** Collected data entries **

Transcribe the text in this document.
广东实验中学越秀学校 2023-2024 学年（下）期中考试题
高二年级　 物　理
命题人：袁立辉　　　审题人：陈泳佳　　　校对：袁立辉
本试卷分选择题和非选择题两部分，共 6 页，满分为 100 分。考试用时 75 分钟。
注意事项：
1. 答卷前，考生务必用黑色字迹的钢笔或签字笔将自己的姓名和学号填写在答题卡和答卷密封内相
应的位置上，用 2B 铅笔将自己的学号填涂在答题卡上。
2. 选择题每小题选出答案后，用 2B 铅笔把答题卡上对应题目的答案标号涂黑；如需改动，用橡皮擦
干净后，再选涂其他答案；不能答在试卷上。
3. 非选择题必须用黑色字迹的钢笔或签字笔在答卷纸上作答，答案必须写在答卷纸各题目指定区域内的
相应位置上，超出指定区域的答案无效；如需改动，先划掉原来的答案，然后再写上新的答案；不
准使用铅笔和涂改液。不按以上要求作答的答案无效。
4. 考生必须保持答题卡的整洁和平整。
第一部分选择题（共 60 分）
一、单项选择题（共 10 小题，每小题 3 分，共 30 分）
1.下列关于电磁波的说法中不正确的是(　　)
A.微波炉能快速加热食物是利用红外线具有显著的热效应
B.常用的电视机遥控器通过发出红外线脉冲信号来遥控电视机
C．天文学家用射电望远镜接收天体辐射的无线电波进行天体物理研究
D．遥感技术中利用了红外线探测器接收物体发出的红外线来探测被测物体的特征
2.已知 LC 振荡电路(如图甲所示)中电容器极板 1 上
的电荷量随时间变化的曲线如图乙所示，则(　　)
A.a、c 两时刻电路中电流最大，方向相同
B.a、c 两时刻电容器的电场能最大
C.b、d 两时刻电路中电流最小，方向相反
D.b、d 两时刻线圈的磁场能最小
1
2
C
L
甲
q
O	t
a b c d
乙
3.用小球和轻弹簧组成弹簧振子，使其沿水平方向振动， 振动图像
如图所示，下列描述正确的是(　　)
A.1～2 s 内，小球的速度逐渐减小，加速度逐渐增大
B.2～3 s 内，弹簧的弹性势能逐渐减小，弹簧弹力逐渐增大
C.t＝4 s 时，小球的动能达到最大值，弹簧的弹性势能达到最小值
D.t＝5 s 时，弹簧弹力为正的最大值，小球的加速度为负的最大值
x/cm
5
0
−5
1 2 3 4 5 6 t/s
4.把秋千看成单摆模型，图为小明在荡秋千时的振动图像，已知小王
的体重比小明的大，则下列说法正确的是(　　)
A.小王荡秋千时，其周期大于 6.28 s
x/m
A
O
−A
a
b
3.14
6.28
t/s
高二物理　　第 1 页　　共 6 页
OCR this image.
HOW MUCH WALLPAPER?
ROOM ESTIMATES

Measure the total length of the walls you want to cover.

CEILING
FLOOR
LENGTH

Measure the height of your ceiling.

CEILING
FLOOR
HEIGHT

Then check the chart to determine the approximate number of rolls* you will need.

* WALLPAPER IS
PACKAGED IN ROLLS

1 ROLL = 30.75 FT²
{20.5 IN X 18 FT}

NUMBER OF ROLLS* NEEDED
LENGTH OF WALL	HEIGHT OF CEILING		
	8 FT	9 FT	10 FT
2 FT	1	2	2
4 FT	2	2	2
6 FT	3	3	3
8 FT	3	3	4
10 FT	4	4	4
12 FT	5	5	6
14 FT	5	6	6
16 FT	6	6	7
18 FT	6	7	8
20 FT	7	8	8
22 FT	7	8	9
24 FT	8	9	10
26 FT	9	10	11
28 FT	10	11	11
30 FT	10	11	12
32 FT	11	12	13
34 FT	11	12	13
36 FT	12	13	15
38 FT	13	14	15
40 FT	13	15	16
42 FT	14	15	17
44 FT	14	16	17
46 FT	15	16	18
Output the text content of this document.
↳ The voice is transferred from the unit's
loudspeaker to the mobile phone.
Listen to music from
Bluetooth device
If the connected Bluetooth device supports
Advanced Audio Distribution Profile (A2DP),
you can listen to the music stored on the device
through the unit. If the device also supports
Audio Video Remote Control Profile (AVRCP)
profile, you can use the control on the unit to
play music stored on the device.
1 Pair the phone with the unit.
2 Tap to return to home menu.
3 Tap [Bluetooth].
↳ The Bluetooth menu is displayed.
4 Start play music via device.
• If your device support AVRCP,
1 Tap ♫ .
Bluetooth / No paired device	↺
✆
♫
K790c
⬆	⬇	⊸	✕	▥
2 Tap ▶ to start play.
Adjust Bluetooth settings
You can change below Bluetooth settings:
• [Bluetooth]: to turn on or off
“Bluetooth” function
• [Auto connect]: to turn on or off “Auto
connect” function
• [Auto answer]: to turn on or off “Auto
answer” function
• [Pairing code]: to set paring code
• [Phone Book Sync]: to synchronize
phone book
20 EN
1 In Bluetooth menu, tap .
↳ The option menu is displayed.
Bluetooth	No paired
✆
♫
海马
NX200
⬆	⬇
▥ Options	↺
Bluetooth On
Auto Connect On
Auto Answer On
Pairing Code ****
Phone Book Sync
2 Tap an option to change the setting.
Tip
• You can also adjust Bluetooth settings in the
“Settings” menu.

** WRITTEN EXERCISE **
The records above need to be transcribed in full. Keep every character unchanged.

** TASK SOLUTION **
Transcribe the text in this document.
广东实验中学越秀学校 2023-2024 学年（下）期中考试题
高二年级　 物　理
命题人：袁立辉　　　审题人：陈泳佳　　　校对：袁立辉
本试卷分选择题和非选择题两部分，共 6 页，满分为 100 分。考试用时 75 分钟。
注意事项：
1. 答卷前，考生务必用黑色字迹的钢笔或签字笔将自己的姓名和学号填写在答题卡和答卷密封内相
应的位置上，用 2B 铅笔将自己的学号填涂在答题卡上。
2. 选择题每小题选出答案后，用 2B 铅笔把答题卡上对应题目的答案标号涂黑；如需改动，用橡皮擦
干净后，再选涂其他答案；不能答在试卷上。
3. 非选择题必须用黑色字迹的钢笔或签字笔在答卷纸上作答，答案必须写在答卷纸各题目指定区域内的
相应位置上，超出指定区域的答案无效；如需改动，先划掉原来的答案，然后再写上新的答案；不
准使用铅笔和涂改液。不按以上要求作答的答案无效。
4. 考生必须保持答题卡的整洁和平整。
第一部分选择题（共 60 分）
一、单项选择题（共 10 小题，每小题 3 分，共 30 分）
1.下列关于电磁波的说法中不正确的是(　　)
A.微波炉能快速加热食物是利用红外线具有显著的热效应
B.常用的电视机遥控器通过发出红外线脉冲信号来遥控电视机
C．天文学家用射电望远镜接收天体辐射的无线电波进行天体物理研究
D．遥感技术中利用了红外线探测器接收物体发出的红外线来探测被测物体的特征
2.已知 LC 振荡电路(如图甲所示)中电容器极板 1 上
的电荷量随时间变化的曲线如图乙所示，则(　　)
A.a、c 两时刻电路中电流最大，方向相同
B.a、c 两时刻电容器的电场能最大
C.b、d 两时刻电路中电流最小，方向相反
D.b、d 两时刻线圈的磁场能最小
1
2
C
L
甲
q
O	t
a b c d
乙
3.用小球和轻弹簧组成弹簧振子，使其沿水平方向振动， 振动图像
如图所示，下列描述正确的是(　　)
A.1～2 s 内，小球的速度逐渐减小，加速度逐渐增大
B.2～3 s 内，弹簧的弹性势能逐渐减小，弹簧弹力逐渐增大
C.t＝4 s 时，小球的动能达到最大值，弹簧的弹性势能达到最小值
D.t＝5 s 时，弹簧弹力为正的最大值，小球的加速度为负的最大值
x/cm
5
0
−5
1 2 3 4 5 6 t/s
4.把秋千看成单摆模型，图为小明在荡秋千时的振动图像，已知小王
的体重比小明的大，则下列说法正确的是(　　)
A.小王荡秋千时，其周期大于 6.28 s
x/m
A
O
−A
a
b
3.14
6.28
t/s
高二物理　　第 1 页　　共 6 页
OCR this image.
HOW MUCH WALLPAPER?
ROOM ESTIMATES

Measure the total length of the walls you want to cover.

CEILING
FLOOR
LENGTH

Measure the height of your ceiling.

CEILING
FLOOR
HEIGHT

Then check the chart to determine the approximate number of rolls* you will need.

* WALLPAPER IS
PACKAGED IN ROLLS

1 ROLL = 30.75 FT²
{20.5 IN X 18 FT}

NUMBER OF ROLLS* NEEDED
LENGTH OF WALL	HEIGHT OF CEILING		
	8 FT	9 FT	10 FT
2 FT	1	2	2
4 FT	2	2	2
6 FT	3	3	3
8 FT	3	3	4
10 FT	4	4	4
12 FT	5	5	6
14 FT	5	6	6
16 FT	6	6	7
18 FT	6	7	8
20 FT	7	8	8
22 FT	7	8	9
24 FT	8	9	10
26 FT	9	10	11
28 FT	10	11	11
30 FT	10	11	12
32 FT	11	12	13
34 FT	11	12	13
36 FT	12	13	15
38 FT	13	14	15
40 FT	13	15	16
42 FT	14	15	17
44 FT	14	16	17
46 FT	15	16	18
Output the text content of this document.
↳ The voice is transferred from the unit's
loudspeaker to the mobile phone.
Listen to music from
Bluetooth device
If the connected Bluetooth device supports
Advanced Audio Distribution Profile (A2DP),
you can listen to the music stored on the device
through the unit. If the device also supports
Audio Video Remote Control Profile (AVRCP)
profile, you can use the control on the unit to
play music stored on the device.
1 Pair the phone with the unit.
2 Tap to return to home menu.
3 Tap [Bluetooth].
↳ The Bluetooth menu is displayed.
4 Start play music via device.
• If your device support AVRCP,
1 Tap ♫ .
Bluetooth / No paired device	↺
✆
♫
K790c
⬆	⬇	⊸	✕	▥
2 Tap ▶ to start play.
Adjust Bluetooth settings
You can change below Bluetooth settings:
• [Bluetooth]: to turn on or off
“Bluetooth” function
• [Auto connect]: to turn on or off “Auto
connect” function
• [Auto answer]: to turn on or off “Auto
answer” function
• [Pairing code]: to set paring code
• [Phone Book Sync]: to synchronize
phone book
20 EN
1 In Bluetooth menu, tap .
↳ The option menu is displayed.
Bluetooth	No paired
✆
♫
海马
NX200
⬆	⬇
▥ Options	↺
Bluetooth On
Auto Connect On
Auto Answer On
Pairing Code ****
Phone Book Sync
2 Tap an option to change the setting.
Tip
• You can also adjust Bluetooth settings in the
“Settings” menu.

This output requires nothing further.